* Start Stored data *

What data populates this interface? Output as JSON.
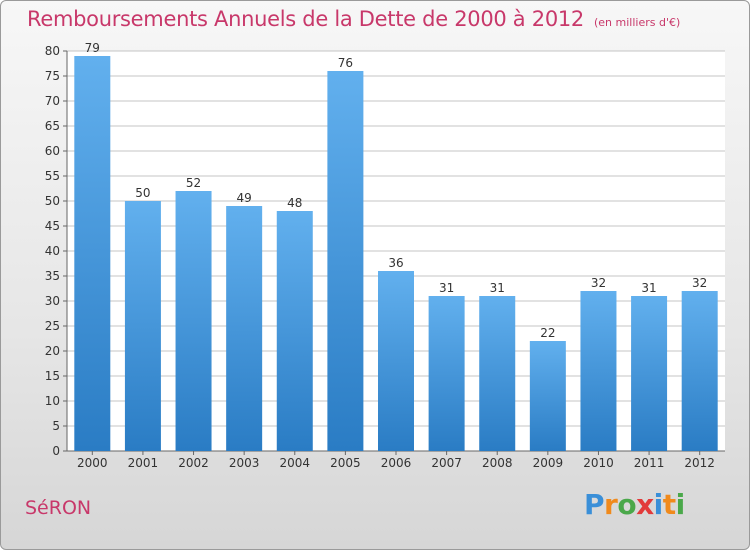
{
  "title": "Remboursements Annuels de la Dette de 2000 à 2012",
  "unit_note": "(en milliers d'€)",
  "commune": "SéRON",
  "brand": {
    "letters": [
      "P",
      "r",
      "o",
      "x",
      "i",
      "t",
      "i"
    ],
    "colors": [
      "#3a8fd8",
      "#f08a1c",
      "#4aa84a",
      "#e23a3a",
      "#3a8fd8",
      "#f08a1c",
      "#4aa84a"
    ]
  },
  "colors": {
    "bar_top": "#62b0ee",
    "bar_bottom": "#2a7cc4",
    "title": "#c8386a",
    "grid": "#c4c4c4"
  },
  "chart_data": {
    "type": "bar",
    "categories": [
      "2000",
      "2001",
      "2002",
      "2003",
      "2004",
      "2005",
      "2006",
      "2007",
      "2008",
      "2009",
      "2010",
      "2011",
      "2012"
    ],
    "values": [
      79,
      50,
      52,
      49,
      48,
      76,
      36,
      31,
      31,
      22,
      32,
      31,
      32
    ],
    "ylim": [
      0,
      80
    ],
    "yticks": [
      0,
      5,
      10,
      15,
      20,
      25,
      30,
      35,
      40,
      45,
      50,
      55,
      60,
      65,
      70,
      75,
      80
    ],
    "grid": true
  }
}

* End Stored data *

### Your instructions:
Transcribe every record above exactly, leaving out the pictures.

### Task output:
What data populates this interface? Output as JSON.
{
  "title": "Remboursements Annuels de la Dette de 2000 à 2012",
  "unit_note": "(en milliers d'€)",
  "commune": "SéRON",
  "brand": {
    "letters": [
      "P",
      "r",
      "o",
      "x",
      "i",
      "t",
      "i"
    ],
    "colors": [
      "#3a8fd8",
      "#f08a1c",
      "#4aa84a",
      "#e23a3a",
      "#3a8fd8",
      "#f08a1c",
      "#4aa84a"
    ]
  },
  "colors": {
    "bar_top": "#62b0ee",
    "bar_bottom": "#2a7cc4",
    "title": "#c8386a",
    "grid": "#c4c4c4"
  },
  "chart_data": {
    "type": "bar",
    "categories": [
      "2000",
      "2001",
      "2002",
      "2003",
      "2004",
      "2005",
      "2006",
      "2007",
      "2008",
      "2009",
      "2010",
      "2011",
      "2012"
    ],
    "values": [
      79,
      50,
      52,
      49,
      48,
      76,
      36,
      31,
      31,
      22,
      32,
      31,
      32
    ],
    "ylim": [
      0,
      80
    ],
    "yticks": [
      0,
      5,
      10,
      15,
      20,
      25,
      30,
      35,
      40,
      45,
      50,
      55,
      60,
      65,
      70,
      75,
      80
    ],
    "grid": true
  }
}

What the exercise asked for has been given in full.